Collection entries

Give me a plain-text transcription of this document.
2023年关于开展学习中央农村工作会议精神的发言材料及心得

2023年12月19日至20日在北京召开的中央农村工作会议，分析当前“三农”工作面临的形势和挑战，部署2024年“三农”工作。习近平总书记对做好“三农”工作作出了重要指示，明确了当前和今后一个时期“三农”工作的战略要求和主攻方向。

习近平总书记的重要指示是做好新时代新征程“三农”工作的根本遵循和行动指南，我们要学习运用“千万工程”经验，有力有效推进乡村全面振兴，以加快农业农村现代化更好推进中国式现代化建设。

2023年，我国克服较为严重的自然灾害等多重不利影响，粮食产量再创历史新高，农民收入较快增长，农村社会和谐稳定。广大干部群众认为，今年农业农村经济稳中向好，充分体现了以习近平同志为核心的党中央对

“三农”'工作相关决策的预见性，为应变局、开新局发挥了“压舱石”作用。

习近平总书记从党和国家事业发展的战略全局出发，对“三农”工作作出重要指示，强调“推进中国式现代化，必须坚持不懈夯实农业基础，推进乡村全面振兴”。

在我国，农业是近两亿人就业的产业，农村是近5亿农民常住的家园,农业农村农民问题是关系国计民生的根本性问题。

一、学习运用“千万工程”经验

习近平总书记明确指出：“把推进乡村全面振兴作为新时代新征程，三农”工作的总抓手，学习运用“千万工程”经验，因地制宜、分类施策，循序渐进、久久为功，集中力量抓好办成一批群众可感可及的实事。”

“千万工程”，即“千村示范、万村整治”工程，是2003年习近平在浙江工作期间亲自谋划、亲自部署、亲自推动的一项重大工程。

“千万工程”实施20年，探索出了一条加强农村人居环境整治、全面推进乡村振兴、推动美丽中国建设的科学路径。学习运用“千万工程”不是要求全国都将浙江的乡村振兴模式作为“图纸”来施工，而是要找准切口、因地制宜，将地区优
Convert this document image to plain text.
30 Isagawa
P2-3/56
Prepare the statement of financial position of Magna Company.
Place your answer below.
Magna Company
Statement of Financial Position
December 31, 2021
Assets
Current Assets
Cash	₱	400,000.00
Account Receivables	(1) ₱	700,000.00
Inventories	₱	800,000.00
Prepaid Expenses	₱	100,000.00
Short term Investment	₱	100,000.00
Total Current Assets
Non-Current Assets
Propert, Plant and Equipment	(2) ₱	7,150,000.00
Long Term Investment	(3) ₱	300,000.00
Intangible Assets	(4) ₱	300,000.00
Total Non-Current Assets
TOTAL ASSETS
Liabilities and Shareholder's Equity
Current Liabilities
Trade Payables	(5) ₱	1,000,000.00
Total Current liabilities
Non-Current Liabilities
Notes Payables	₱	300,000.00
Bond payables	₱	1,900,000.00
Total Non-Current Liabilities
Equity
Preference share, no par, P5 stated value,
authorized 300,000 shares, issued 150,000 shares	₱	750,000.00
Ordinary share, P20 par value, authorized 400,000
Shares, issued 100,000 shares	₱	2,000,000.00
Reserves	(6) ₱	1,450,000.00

WRITTEN EXERCISE:
Read the data above and count the lines that include "this". Answer only with the count.

FINAL ANSWER:
2